Extracts from a graphics dataset:
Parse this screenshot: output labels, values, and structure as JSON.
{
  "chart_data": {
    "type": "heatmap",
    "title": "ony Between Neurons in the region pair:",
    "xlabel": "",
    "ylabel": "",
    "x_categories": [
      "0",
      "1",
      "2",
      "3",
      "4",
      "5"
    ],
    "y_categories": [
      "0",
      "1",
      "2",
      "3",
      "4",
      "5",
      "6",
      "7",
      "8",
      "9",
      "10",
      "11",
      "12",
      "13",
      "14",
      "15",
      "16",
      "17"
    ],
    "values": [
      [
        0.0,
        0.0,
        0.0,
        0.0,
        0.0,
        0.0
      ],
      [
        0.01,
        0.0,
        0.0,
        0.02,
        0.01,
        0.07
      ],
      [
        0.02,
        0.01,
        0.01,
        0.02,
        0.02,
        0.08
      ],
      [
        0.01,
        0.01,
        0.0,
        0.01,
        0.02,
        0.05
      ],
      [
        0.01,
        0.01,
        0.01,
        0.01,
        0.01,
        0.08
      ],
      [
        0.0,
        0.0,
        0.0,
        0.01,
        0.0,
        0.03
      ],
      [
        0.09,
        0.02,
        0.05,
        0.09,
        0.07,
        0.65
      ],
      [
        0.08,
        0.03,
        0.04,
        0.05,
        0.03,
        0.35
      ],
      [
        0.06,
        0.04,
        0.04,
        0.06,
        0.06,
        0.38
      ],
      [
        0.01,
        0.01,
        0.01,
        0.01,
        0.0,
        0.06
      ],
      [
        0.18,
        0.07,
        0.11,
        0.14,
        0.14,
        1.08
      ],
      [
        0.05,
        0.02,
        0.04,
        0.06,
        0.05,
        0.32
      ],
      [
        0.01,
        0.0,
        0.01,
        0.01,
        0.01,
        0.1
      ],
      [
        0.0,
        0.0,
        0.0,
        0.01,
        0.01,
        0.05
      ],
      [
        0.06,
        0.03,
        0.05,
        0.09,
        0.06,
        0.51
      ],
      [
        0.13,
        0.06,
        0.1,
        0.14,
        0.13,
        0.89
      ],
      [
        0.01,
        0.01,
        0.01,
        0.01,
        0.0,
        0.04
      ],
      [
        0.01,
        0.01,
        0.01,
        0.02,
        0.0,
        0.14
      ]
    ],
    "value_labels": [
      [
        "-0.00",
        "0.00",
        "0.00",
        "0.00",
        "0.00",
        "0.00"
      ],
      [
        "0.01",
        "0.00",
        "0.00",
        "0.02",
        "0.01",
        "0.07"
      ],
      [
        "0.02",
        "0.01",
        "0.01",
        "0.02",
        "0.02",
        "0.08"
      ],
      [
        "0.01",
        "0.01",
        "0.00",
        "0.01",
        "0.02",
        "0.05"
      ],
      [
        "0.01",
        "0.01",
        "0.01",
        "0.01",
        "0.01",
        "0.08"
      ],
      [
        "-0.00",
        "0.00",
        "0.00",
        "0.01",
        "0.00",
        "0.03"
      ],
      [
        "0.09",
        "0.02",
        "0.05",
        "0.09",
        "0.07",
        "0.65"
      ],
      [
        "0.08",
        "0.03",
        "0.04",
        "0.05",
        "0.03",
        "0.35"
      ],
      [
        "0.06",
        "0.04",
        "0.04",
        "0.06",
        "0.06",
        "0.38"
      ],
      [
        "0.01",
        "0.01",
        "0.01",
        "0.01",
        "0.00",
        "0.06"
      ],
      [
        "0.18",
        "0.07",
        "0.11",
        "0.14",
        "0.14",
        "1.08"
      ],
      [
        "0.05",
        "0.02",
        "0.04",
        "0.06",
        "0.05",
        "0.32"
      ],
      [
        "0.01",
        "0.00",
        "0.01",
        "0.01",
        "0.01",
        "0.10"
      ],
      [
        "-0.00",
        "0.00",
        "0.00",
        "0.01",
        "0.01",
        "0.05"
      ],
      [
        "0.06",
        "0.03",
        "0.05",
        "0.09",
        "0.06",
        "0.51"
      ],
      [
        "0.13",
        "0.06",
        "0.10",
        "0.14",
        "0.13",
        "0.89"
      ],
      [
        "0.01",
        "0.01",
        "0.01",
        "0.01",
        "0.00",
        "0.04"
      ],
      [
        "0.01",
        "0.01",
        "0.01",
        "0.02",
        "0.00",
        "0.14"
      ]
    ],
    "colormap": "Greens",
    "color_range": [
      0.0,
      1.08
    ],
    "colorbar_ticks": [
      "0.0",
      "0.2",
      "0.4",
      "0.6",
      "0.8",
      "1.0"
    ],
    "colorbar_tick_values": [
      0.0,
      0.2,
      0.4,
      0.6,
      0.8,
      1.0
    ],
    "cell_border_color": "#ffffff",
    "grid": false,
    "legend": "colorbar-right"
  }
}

What is being asked >>
From the records above, extract each line exactly as shown.

Result of this task >>
Parse this screenshot: output labels, values, and structure as JSON.
{
  "chart_data": {
    "type": "heatmap",
    "title": "ony Between Neurons in the region pair:",
    "xlabel": "",
    "ylabel": "",
    "x_categories": [
      "0",
      "1",
      "2",
      "3",
      "4",
      "5"
    ],
    "y_categories": [
      "0",
      "1",
      "2",
      "3",
      "4",
      "5",
      "6",
      "7",
      "8",
      "9",
      "10",
      "11",
      "12",
      "13",
      "14",
      "15",
      "16",
      "17"
    ],
    "values": [
      [
        0.0,
        0.0,
        0.0,
        0.0,
        0.0,
        0.0
      ],
      [
        0.01,
        0.0,
        0.0,
        0.02,
        0.01,
        0.07
      ],
      [
        0.02,
        0.01,
        0.01,
        0.02,
        0.02,
        0.08
      ],
      [
        0.01,
        0.01,
        0.0,
        0.01,
        0.02,
        0.05
      ],
      [
        0.01,
        0.01,
        0.01,
        0.01,
        0.01,
        0.08
      ],
      [
        0.0,
        0.0,
        0.0,
        0.01,
        0.0,
        0.03
      ],
      [
        0.09,
        0.02,
        0.05,
        0.09,
        0.07,
        0.65
      ],
      [
        0.08,
        0.03,
        0.04,
        0.05,
        0.03,
        0.35
      ],
      [
        0.06,
        0.04,
        0.04,
        0.06,
        0.06,
        0.38
      ],
      [
        0.01,
        0.01,
        0.01,
        0.01,
        0.0,
        0.06
      ],
      [
        0.18,
        0.07,
        0.11,
        0.14,
        0.14,
        1.08
      ],
      [
        0.05,
        0.02,
        0.04,
        0.06,
        0.05,
        0.32
      ],
      [
        0.01,
        0.0,
        0.01,
        0.01,
        0.01,
        0.1
      ],
      [
        0.0,
        0.0,
        0.0,
        0.01,
        0.01,
        0.05
      ],
      [
        0.06,
        0.03,
        0.05,
        0.09,
        0.06,
        0.51
      ],
      [
        0.13,
        0.06,
        0.1,
        0.14,
        0.13,
        0.89
      ],
      [
        0.01,
        0.01,
        0.01,
        0.01,
        0.0,
        0.04
      ],
      [
        0.01,
        0.01,
        0.01,
        0.02,
        0.0,
        0.14
      ]
    ],
    "value_labels": [
      [
        "-0.00",
        "0.00",
        "0.00",
        "0.00",
        "0.00",
        "0.00"
      ],
      [
        "0.01",
        "0.00",
        "0.00",
        "0.02",
        "0.01",
        "0.07"
      ],
      [
        "0.02",
        "0.01",
        "0.01",
        "0.02",
        "0.02",
        "0.08"
      ],
      [
        "0.01",
        "0.01",
        "0.00",
        "0.01",
        "0.02",
        "0.05"
      ],
      [
        "0.01",
        "0.01",
        "0.01",
        "0.01",
        "0.01",
        "0.08"
      ],
      [
        "-0.00",
        "0.00",
        "0.00",
        "0.01",
        "0.00",
        "0.03"
      ],
      [
        "0.09",
        "0.02",
        "0.05",
        "0.09",
        "0.07",
        "0.65"
      ],
      [
        "0.08",
        "0.03",
        "0.04",
        "0.05",
        "0.03",
        "0.35"
      ],
      [
        "0.06",
        "0.04",
        "0.04",
        "0.06",
        "0.06",
        "0.38"
      ],
      [
        "0.01",
        "0.01",
        "0.01",
        "0.01",
        "0.00",
        "0.06"
      ],
      [
        "0.18",
        "0.07",
        "0.11",
        "0.14",
        "0.14",
        "1.08"
      ],
      [
        "0.05",
        "0.02",
        "0.04",
        "0.06",
        "0.05",
        "0.32"
      ],
      [
        "0.01",
        "0.00",
        "0.01",
        "0.01",
        "0.01",
        "0.10"
      ],
      [
        "-0.00",
        "0.00",
        "0.00",
        "0.01",
        "0.01",
        "0.05"
      ],
      [
        "0.06",
        "0.03",
        "0.05",
        "0.09",
        "0.06",
        "0.51"
      ],
      [
        "0.13",
        "0.06",
        "0.10",
        "0.14",
        "0.13",
        "0.89"
      ],
      [
        "0.01",
        "0.01",
        "0.01",
        "0.01",
        "0.00",
        "0.04"
      ],
      [
        "0.01",
        "0.01",
        "0.01",
        "0.02",
        "0.00",
        "0.14"
      ]
    ],
    "colormap": "Greens",
    "color_range": [
      0.0,
      1.08
    ],
    "colorbar_ticks": [
      "0.0",
      "0.2",
      "0.4",
      "0.6",
      "0.8",
      "1.0"
    ],
    "colorbar_tick_values": [
      0.0,
      0.2,
      0.4,
      0.6,
      0.8,
      1.0
    ],
    "cell_border_color": "#ffffff",
    "grid": false,
    "legend": "colorbar-right"
  }
}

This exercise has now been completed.